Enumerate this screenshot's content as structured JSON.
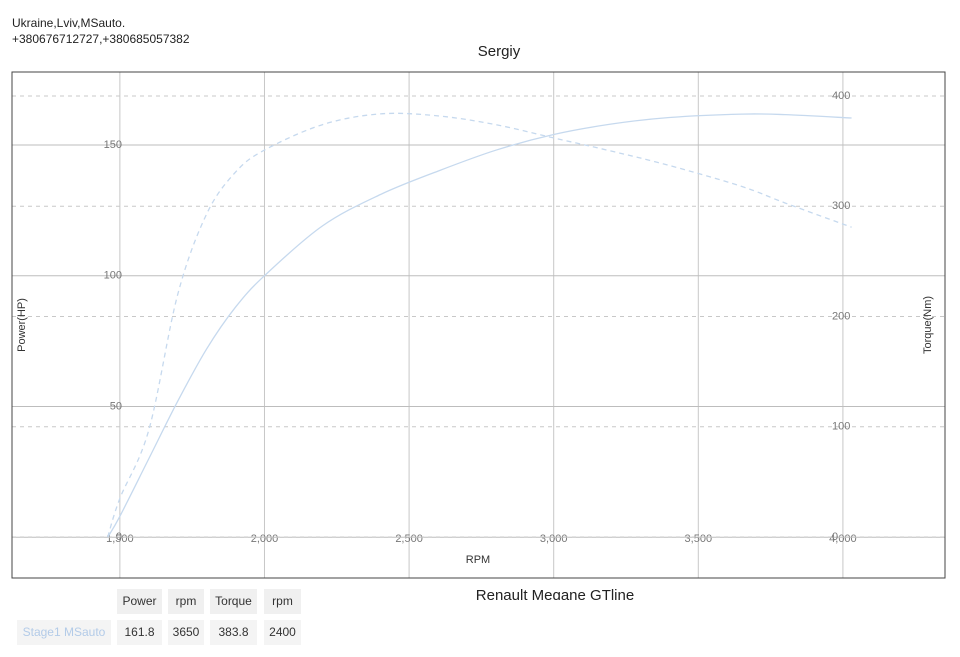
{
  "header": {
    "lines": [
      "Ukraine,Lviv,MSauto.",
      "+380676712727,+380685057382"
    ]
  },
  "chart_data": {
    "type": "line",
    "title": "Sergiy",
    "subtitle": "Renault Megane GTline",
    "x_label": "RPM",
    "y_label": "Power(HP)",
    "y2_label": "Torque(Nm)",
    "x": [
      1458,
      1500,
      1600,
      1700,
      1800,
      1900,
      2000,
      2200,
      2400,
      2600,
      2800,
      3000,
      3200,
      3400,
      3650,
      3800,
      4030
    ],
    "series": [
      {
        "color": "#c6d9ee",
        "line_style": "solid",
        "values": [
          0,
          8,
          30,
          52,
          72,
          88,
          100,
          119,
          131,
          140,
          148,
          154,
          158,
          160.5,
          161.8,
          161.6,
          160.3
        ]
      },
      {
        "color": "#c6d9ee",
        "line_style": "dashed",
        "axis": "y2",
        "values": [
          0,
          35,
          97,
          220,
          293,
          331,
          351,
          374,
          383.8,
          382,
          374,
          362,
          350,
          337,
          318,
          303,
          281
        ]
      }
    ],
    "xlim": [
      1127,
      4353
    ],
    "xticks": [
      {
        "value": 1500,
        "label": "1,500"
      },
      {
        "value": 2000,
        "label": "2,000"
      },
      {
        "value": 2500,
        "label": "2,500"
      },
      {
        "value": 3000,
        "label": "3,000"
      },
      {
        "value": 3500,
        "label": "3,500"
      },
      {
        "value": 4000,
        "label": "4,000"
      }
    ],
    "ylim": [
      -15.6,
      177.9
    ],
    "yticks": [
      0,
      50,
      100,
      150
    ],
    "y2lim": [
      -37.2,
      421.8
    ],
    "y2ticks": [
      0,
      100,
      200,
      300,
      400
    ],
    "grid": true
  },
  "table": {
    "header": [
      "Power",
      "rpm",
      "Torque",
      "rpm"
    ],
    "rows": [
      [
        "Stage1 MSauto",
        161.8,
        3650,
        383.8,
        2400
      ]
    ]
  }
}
==
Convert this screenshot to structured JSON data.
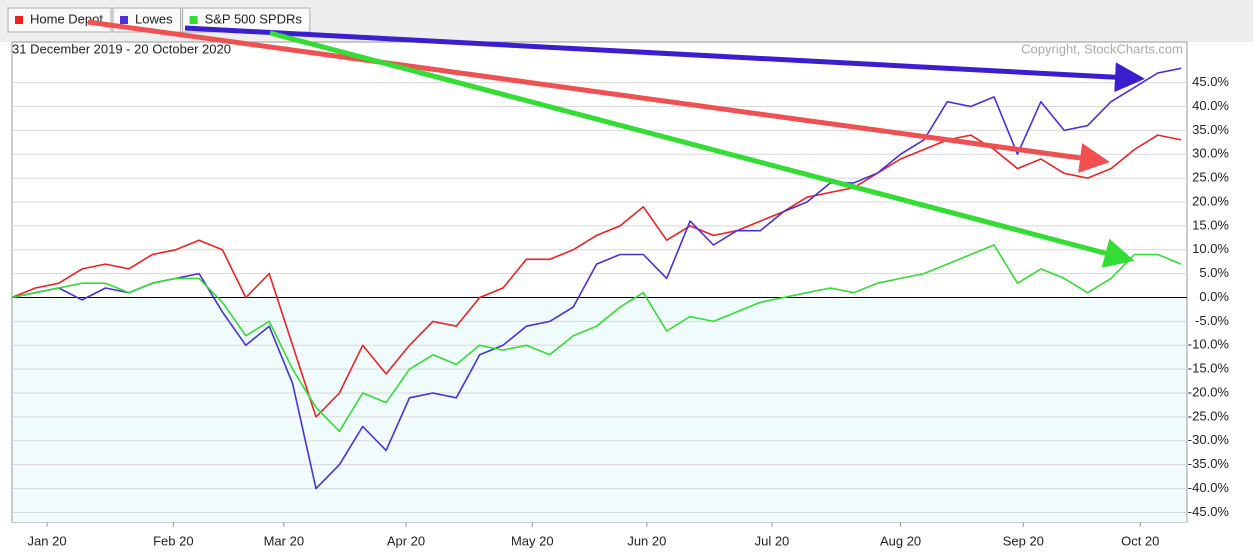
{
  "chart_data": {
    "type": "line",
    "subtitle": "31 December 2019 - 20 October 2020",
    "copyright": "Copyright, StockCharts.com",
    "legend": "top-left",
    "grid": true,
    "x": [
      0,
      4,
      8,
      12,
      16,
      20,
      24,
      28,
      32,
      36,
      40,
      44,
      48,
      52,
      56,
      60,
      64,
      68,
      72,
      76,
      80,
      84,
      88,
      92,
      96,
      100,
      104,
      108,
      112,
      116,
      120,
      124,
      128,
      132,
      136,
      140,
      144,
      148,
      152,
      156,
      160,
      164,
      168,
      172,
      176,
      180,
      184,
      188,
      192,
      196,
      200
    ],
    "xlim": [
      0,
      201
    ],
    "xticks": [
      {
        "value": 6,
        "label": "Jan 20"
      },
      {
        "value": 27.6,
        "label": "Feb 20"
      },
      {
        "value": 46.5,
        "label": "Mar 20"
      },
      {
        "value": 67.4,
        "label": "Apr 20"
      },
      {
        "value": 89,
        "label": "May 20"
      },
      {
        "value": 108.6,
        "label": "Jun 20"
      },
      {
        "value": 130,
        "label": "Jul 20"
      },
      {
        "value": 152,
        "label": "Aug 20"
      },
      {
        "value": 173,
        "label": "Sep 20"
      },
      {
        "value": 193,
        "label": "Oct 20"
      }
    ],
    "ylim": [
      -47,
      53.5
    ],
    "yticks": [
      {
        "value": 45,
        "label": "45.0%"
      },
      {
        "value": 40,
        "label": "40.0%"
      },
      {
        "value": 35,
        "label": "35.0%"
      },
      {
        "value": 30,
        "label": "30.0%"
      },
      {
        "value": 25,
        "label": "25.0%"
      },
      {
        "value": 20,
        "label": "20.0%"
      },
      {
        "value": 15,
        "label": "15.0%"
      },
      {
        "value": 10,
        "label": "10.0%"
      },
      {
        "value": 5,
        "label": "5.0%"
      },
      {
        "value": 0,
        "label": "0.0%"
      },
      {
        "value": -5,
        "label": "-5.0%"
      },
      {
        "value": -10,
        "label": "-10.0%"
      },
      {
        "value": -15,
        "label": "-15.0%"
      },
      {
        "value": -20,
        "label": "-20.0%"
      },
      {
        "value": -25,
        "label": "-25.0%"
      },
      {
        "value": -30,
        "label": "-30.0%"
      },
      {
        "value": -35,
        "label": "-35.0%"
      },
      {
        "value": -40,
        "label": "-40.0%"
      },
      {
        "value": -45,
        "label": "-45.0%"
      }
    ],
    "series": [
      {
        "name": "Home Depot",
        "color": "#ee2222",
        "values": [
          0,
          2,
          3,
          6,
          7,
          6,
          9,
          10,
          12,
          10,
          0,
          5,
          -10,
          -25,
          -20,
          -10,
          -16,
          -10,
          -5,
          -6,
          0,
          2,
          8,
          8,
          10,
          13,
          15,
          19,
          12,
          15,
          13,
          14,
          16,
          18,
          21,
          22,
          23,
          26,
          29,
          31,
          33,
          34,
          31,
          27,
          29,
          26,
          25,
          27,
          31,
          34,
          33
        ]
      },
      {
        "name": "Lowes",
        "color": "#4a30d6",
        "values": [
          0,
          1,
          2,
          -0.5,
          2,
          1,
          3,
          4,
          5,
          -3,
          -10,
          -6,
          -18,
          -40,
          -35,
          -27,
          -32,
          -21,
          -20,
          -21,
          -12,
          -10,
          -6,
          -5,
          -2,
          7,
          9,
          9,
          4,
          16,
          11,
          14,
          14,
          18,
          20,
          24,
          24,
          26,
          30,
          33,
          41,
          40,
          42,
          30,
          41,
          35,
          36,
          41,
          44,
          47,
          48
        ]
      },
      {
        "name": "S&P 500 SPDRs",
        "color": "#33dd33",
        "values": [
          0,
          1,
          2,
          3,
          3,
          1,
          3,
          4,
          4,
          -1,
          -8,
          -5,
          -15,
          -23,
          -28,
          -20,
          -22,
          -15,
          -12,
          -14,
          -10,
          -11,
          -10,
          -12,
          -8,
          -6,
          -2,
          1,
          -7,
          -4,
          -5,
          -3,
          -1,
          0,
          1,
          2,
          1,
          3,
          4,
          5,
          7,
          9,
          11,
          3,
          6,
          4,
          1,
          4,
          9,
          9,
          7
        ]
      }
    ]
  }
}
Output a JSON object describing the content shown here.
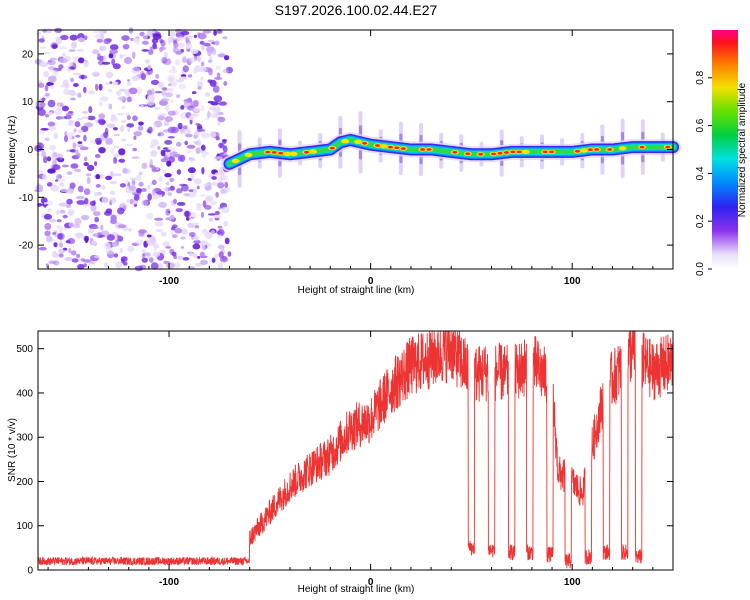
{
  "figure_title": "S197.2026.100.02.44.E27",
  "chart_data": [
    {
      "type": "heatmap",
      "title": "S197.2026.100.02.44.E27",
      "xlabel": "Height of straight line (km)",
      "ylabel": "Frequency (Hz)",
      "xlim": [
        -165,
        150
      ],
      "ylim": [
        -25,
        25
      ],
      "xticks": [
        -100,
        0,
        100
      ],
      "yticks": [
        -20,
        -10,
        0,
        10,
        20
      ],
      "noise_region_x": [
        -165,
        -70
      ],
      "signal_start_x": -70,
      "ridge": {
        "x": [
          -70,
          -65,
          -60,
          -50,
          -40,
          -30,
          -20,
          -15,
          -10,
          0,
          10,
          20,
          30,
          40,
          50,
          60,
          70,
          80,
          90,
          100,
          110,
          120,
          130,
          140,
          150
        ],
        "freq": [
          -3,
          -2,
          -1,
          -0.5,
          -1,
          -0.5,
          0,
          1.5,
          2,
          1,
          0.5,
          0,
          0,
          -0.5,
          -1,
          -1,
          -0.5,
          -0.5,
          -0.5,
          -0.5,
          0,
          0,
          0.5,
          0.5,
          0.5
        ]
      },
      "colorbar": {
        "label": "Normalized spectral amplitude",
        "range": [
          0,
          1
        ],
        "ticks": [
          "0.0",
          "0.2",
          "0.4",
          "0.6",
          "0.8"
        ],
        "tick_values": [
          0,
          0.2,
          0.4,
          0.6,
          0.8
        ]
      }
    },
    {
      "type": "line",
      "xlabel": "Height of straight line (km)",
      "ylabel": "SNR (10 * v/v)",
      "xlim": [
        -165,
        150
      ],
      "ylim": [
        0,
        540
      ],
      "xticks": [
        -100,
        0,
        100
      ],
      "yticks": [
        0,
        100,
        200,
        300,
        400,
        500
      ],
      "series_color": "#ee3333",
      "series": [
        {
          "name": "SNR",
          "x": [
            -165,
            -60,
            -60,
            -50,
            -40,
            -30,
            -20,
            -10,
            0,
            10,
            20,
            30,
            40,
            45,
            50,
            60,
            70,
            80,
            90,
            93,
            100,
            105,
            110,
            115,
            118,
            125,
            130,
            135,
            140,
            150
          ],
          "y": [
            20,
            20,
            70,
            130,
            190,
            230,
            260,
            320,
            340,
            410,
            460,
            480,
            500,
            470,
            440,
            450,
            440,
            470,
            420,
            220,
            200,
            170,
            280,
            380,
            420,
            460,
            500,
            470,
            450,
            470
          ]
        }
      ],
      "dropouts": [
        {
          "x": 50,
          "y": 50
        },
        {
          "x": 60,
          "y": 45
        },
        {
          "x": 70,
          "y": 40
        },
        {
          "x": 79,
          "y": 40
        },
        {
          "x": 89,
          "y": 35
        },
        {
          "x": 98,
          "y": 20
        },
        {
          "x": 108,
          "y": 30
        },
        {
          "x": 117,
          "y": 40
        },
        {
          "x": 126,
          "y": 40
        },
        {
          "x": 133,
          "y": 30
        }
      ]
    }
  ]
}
==
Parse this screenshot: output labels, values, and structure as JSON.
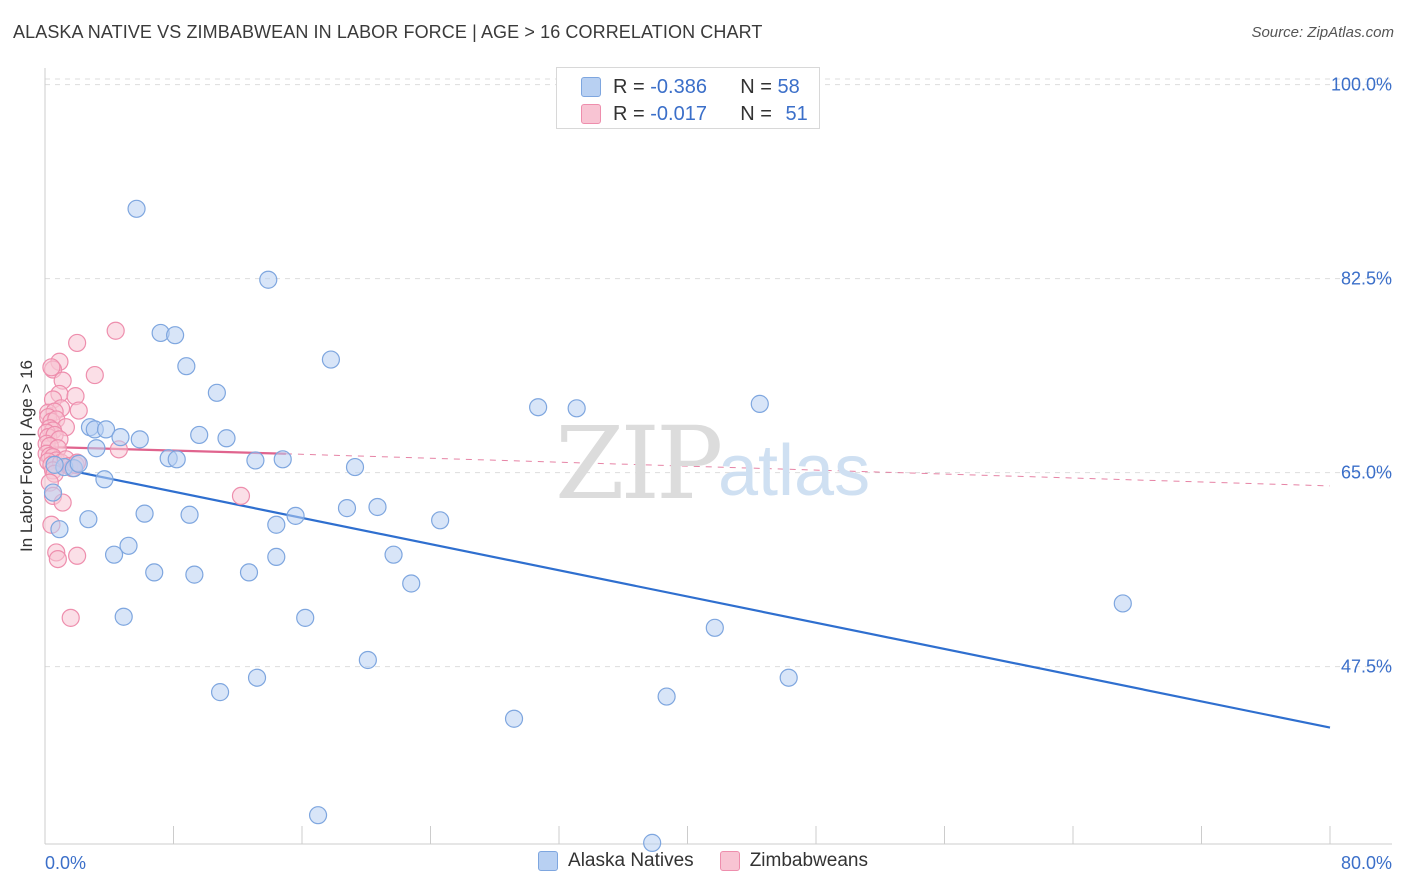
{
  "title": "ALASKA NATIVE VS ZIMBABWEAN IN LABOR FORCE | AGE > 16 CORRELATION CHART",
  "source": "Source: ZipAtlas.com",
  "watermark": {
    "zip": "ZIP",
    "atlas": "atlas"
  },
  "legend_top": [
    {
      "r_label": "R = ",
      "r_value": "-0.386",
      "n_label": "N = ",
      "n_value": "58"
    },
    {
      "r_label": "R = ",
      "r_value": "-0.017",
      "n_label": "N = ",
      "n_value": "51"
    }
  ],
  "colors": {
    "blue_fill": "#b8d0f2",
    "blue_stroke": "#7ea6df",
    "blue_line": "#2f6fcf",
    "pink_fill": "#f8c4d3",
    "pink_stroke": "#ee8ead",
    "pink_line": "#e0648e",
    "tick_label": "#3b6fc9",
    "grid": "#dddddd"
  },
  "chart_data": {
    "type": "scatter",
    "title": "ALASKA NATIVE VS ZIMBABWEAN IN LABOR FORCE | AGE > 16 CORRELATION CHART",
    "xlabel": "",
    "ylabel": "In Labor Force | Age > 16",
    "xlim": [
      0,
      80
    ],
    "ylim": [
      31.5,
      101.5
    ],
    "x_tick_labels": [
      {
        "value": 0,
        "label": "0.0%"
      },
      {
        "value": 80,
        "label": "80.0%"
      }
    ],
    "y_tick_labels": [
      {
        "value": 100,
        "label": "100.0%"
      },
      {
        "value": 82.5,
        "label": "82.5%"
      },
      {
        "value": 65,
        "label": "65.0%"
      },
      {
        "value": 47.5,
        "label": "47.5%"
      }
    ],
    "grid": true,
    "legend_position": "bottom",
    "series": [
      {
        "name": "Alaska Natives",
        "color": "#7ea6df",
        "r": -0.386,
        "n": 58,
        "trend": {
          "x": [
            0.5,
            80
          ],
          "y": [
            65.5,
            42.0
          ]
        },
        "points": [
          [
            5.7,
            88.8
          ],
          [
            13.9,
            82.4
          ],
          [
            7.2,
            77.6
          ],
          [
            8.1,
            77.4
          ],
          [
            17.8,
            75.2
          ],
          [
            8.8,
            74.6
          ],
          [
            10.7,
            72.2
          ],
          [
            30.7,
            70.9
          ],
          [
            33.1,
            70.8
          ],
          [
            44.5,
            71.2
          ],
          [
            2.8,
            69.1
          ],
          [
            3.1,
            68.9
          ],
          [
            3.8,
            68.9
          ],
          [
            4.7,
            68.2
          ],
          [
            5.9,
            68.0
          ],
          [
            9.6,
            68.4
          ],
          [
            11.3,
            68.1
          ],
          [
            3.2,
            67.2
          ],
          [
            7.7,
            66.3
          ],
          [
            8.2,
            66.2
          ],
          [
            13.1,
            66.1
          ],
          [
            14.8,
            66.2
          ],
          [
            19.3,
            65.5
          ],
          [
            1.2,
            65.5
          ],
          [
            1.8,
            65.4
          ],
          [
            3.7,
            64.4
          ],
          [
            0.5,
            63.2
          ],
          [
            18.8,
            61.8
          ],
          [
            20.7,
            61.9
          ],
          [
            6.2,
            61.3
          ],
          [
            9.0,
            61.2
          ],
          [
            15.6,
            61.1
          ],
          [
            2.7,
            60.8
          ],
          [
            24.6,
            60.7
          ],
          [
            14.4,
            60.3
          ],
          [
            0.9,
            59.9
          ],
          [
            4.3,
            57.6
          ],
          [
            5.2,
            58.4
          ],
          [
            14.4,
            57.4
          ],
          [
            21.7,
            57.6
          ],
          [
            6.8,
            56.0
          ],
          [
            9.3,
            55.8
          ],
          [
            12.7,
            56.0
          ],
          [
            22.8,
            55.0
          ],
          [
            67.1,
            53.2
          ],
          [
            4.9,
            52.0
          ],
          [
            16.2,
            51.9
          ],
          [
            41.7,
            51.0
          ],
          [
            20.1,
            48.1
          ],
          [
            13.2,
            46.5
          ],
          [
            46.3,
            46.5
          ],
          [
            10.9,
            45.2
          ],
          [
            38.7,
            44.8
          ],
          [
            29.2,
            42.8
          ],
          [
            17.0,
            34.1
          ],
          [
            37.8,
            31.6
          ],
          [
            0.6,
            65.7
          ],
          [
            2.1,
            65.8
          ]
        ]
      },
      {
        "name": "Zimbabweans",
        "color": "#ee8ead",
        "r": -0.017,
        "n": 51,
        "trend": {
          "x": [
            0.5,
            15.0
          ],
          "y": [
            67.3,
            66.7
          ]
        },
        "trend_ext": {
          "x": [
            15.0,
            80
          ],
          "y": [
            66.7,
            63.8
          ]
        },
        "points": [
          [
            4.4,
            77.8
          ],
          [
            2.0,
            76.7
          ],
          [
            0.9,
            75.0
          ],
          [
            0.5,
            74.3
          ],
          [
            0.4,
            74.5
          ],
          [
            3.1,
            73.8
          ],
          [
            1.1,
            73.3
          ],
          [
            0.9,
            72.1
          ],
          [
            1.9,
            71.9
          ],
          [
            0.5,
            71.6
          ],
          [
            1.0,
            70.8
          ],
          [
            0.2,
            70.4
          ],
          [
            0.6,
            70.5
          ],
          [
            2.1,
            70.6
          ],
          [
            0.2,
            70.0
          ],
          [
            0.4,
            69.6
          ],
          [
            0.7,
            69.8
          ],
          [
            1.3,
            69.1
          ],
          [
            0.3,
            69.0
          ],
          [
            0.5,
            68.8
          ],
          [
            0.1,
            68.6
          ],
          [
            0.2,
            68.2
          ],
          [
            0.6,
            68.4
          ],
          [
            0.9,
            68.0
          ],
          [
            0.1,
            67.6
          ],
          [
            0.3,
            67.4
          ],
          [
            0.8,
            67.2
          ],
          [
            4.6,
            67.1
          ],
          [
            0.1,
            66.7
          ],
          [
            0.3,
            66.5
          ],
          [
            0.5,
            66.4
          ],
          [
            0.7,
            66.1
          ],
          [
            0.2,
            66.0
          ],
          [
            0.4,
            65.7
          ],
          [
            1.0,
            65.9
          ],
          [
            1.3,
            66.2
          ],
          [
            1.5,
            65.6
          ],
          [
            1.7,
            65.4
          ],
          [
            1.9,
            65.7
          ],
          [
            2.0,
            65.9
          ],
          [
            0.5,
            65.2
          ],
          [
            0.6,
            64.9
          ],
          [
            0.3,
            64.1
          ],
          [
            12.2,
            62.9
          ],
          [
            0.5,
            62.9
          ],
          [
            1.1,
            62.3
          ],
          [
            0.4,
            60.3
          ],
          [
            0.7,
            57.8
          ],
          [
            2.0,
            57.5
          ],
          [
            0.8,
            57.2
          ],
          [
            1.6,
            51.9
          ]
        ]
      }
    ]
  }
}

Directions for this task: Count the lines of the material that include the word "grid", then report only the total.

Solution to this exercise: 4